TEXTE
######

C’était l’un des temps forts de cette campagne des élections européennes, à deux semaines du scrutin. Le premier ministre, Gabriel Attal, et la tête de liste du Rassemblement national (RN), Jordan Bardella, ont débattu pendant 1 h 15, jeudi 23 mai, sur le plateau de France 2.

Comme il en a pris l’habitude durant cette campagne, l’eurodéputé RN a tenté de nationaliser les enjeux du scrutin, s’en prenant dès le départ à Emmanuel Macron. Selon M. Bardella, avec ce débat, « c’est un projet et un bilan qui vont se faire face ». « Ce bilan, c’est celui de M. Attal, de M. Macron, de l’Europe de Macron, qui depuis maintenant sept ans rogne le pouvoir d’achat des Français avec l’augmentation des prix de l’énergie, impose la submersion migratoire, une vision punitive de l’écologie et la concurrence déloyale », a-t-il affirmé.

De son côté, le premier ministre a dramatisé les enjeux de ces élections, « les plus importantes de notre histoire », évoquant « le retour de la guerre en Europe, le dérèglement climatique » ou encore les défis posés par l’intelligence artificielle. MM. Attal et Bardella ont ensuite échangé sur la transition énergétique, l’immigration ou encore la défense européenne.

Pour Jordan Bardella, l’Europe est devenue « l’homme malade des économies développées »

Pour l’eurodéputé RN, élu pour la première fois au Parlement en 2019, l’Europe est devenue « l’homme malade des économies développées ». Il a notamment dénoncé un « décrochage économique majeur » qui fait courir « un risque d’effacement de la France sur la scène européenne, mais aussi sur la scène internationale ».

Répétant son ambition de « changer les règles » et « le fonctionnement actuel de l’Union européenne », M. Bardella a affiché son souhait de « « passer de l’idée du libre-échange total au juste échange ». Il a notamment défendu le « patriotisme économique » et l’augmentation des « droits de douane ».

Gabriel Attal a ensuite fustigé la proposition de Jordan Bardella de mettre en place la « priorité nationale dans la commande publique », qui a, a-t-il rappelé, « toujours été proposé par le Front national ». Après avoir donné plusieurs exemples d’entreprises françaises qui ont conclu des contrats dans des pays européens, « si la proposition de Jordan Barella est appliquée, toutes ces entreprises, on leur coupe les jambes », a-t-il fustigé.

« Vous dites : “la France, maintenant va réserver ces marchés publics en priorité aux entreprises françaises”. Les autres pays européens vont faire exactement la même chose et nos entreprises vont perdre des marchés », a poursuivi M. Attal, affirmant que « 80 % de nos PME exportent dans un pays européen ». Or pour M. Bardella, le premier ministre « ne fait pas confiance au savoir-faire français ». « J’assume la fin de la naïveté », a défendu M. Bardella.

Pour Gabriel Attal, « le combat contre le dérèglement climatique, c’est le combat de notre génération »

######

DONNÉES ENREGISTRÉES
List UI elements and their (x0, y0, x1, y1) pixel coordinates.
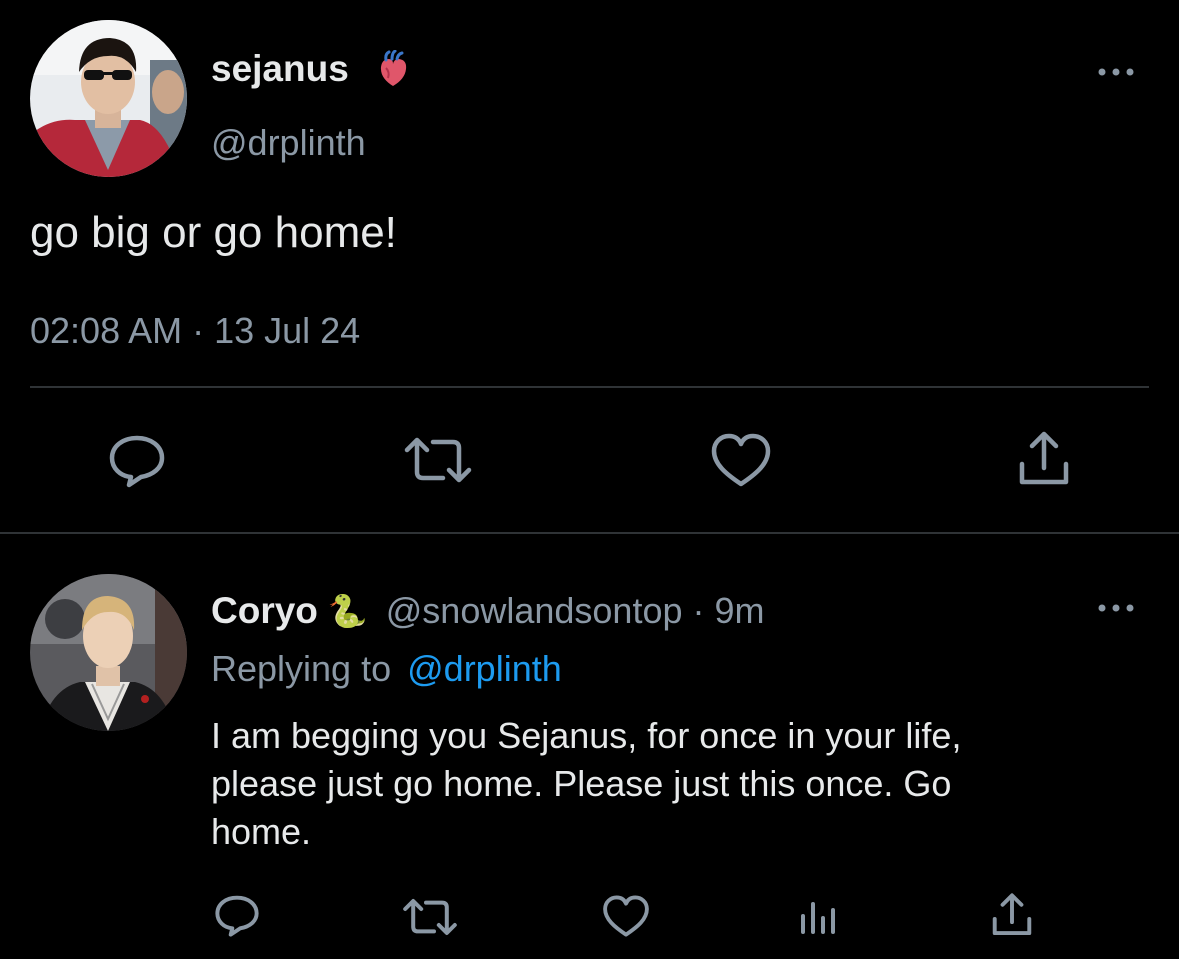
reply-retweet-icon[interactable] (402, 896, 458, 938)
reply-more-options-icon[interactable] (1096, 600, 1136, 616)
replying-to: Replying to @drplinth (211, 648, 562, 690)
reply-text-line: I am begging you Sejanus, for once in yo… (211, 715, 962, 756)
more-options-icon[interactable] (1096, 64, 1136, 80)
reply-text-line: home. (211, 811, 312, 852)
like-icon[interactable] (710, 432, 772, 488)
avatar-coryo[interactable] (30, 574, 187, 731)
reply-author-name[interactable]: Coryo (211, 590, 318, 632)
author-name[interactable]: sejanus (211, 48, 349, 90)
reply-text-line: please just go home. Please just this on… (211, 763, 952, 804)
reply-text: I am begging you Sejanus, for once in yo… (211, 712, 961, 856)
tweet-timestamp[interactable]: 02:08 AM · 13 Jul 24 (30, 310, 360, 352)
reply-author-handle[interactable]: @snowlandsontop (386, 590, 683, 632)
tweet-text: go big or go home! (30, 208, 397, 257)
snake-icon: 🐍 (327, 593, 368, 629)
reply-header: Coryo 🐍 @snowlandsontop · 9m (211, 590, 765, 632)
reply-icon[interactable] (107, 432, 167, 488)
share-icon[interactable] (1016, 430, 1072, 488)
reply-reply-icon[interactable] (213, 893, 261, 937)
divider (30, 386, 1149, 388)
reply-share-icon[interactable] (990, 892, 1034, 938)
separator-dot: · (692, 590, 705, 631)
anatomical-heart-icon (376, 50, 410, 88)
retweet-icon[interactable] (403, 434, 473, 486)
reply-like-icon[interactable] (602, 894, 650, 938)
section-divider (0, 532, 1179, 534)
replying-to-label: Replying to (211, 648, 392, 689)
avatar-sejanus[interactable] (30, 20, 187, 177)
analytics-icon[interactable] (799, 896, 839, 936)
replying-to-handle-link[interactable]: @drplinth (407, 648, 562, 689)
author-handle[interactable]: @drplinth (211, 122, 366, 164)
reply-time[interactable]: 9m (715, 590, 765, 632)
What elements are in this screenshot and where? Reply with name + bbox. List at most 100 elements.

######

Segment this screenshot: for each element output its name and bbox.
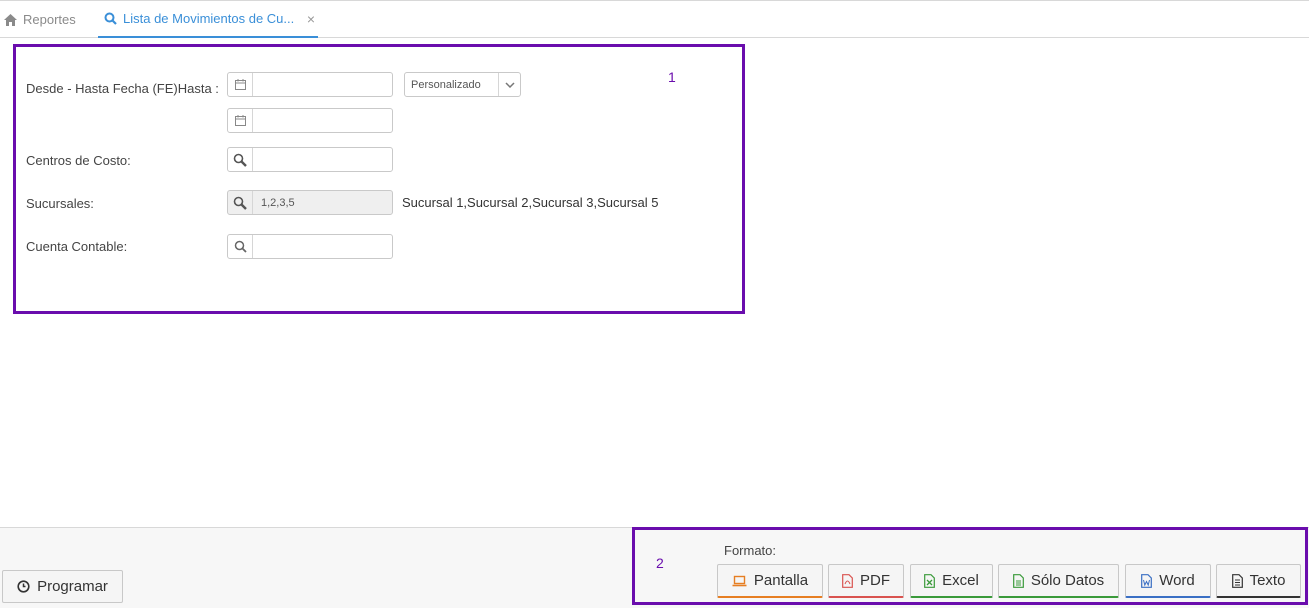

######

VOTRE CONSIGNE
Dans le texte sur le débat entre Gabriel Attal et Jordan Bardella, combien de temps a duré ce débat ? Ces données n'ont aucun lien avec le texte.

RÉPONSE ATTENDUE
Il a duré 1 h 15.